**Data records:**
>> start

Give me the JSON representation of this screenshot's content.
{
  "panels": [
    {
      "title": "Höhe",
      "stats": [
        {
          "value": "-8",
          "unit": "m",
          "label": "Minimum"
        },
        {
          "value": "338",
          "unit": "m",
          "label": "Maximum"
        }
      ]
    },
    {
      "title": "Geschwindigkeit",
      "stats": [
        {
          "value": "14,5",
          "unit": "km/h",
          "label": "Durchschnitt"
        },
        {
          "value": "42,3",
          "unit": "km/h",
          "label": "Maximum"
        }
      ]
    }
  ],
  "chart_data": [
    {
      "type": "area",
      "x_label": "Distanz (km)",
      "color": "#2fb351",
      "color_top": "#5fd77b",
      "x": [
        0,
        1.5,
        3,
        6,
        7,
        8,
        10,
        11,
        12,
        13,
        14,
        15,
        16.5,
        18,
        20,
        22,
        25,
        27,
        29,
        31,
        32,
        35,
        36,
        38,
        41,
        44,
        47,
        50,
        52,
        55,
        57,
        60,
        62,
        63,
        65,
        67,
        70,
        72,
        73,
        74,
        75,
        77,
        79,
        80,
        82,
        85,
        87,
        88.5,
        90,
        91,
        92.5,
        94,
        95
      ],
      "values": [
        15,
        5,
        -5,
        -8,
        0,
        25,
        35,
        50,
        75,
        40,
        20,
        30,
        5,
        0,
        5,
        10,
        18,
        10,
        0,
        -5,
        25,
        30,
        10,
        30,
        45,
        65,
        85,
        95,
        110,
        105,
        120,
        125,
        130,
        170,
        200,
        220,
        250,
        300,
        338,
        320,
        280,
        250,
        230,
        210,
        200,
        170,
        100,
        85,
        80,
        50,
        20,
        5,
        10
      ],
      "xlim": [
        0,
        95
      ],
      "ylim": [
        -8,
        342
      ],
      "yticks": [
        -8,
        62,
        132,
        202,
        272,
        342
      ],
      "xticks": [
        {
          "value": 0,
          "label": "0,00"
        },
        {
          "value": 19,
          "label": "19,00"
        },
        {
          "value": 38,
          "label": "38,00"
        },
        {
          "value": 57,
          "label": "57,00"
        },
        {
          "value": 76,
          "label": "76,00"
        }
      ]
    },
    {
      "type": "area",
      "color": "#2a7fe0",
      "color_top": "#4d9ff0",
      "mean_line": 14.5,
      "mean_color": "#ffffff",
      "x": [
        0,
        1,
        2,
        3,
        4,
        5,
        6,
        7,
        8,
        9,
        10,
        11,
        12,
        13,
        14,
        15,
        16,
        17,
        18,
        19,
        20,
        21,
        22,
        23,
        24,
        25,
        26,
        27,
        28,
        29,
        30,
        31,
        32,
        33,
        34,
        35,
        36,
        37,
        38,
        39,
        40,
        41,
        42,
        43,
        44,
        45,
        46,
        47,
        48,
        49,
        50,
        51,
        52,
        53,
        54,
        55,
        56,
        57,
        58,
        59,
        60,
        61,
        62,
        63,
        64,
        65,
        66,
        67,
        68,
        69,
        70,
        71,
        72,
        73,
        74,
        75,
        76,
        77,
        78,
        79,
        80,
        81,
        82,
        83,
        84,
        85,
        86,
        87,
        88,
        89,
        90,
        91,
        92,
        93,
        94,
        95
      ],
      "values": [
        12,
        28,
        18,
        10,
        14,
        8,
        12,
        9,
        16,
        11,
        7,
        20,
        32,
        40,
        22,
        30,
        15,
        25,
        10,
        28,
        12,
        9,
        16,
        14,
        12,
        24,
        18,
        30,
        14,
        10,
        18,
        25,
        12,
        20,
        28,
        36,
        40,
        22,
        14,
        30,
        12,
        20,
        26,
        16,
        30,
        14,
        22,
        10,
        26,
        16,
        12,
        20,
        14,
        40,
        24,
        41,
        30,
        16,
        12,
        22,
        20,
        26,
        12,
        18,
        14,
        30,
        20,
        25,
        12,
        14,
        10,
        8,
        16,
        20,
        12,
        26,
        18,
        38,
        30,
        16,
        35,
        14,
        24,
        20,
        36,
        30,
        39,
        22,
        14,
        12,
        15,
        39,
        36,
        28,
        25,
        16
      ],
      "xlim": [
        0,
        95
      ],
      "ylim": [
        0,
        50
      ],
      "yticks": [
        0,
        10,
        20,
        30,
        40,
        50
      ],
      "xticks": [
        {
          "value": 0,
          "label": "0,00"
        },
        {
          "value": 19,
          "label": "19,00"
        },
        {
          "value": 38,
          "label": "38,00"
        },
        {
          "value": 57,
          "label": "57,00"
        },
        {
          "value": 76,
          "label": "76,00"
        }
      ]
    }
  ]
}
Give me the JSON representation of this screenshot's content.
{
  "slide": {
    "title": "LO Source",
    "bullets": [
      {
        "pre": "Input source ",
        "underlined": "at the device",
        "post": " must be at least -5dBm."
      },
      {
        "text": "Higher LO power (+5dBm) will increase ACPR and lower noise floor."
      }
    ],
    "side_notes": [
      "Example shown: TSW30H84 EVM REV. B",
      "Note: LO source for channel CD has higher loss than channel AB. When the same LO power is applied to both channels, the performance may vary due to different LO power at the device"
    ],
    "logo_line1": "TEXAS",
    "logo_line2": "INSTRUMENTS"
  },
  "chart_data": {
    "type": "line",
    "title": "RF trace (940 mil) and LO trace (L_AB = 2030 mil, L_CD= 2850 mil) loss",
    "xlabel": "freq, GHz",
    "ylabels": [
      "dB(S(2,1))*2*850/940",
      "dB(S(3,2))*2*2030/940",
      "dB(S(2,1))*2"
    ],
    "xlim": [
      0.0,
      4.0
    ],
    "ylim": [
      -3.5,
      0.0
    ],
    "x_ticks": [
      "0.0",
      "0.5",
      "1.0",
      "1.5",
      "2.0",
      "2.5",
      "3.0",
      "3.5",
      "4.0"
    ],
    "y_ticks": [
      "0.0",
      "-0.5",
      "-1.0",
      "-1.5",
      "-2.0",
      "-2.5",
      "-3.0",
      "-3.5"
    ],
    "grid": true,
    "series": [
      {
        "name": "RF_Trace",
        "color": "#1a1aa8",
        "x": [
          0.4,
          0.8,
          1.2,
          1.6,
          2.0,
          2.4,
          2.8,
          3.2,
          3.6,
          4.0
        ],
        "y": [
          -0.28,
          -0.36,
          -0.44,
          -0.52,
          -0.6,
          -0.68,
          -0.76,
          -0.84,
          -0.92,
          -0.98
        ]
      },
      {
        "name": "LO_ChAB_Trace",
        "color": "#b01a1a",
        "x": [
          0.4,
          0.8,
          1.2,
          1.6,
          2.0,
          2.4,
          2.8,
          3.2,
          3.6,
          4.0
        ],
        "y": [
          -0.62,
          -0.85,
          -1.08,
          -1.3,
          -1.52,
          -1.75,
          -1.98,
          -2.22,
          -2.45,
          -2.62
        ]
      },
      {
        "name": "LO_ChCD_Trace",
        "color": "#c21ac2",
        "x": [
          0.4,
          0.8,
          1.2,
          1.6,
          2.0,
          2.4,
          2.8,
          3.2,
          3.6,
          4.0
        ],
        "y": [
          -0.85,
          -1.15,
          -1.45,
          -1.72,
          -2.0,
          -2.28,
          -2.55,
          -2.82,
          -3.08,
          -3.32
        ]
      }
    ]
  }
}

>> end

**What to do:** Gather each line that holds "power".

**Task response:**
        "text": "Higher LO power (+5dBm) will increase ACPR and lower noise floor."
      "Note: LO source for channel CD has higher loss than channel AB. When the same LO power is applied to both channels, the performance may vary due to different LO power at the device"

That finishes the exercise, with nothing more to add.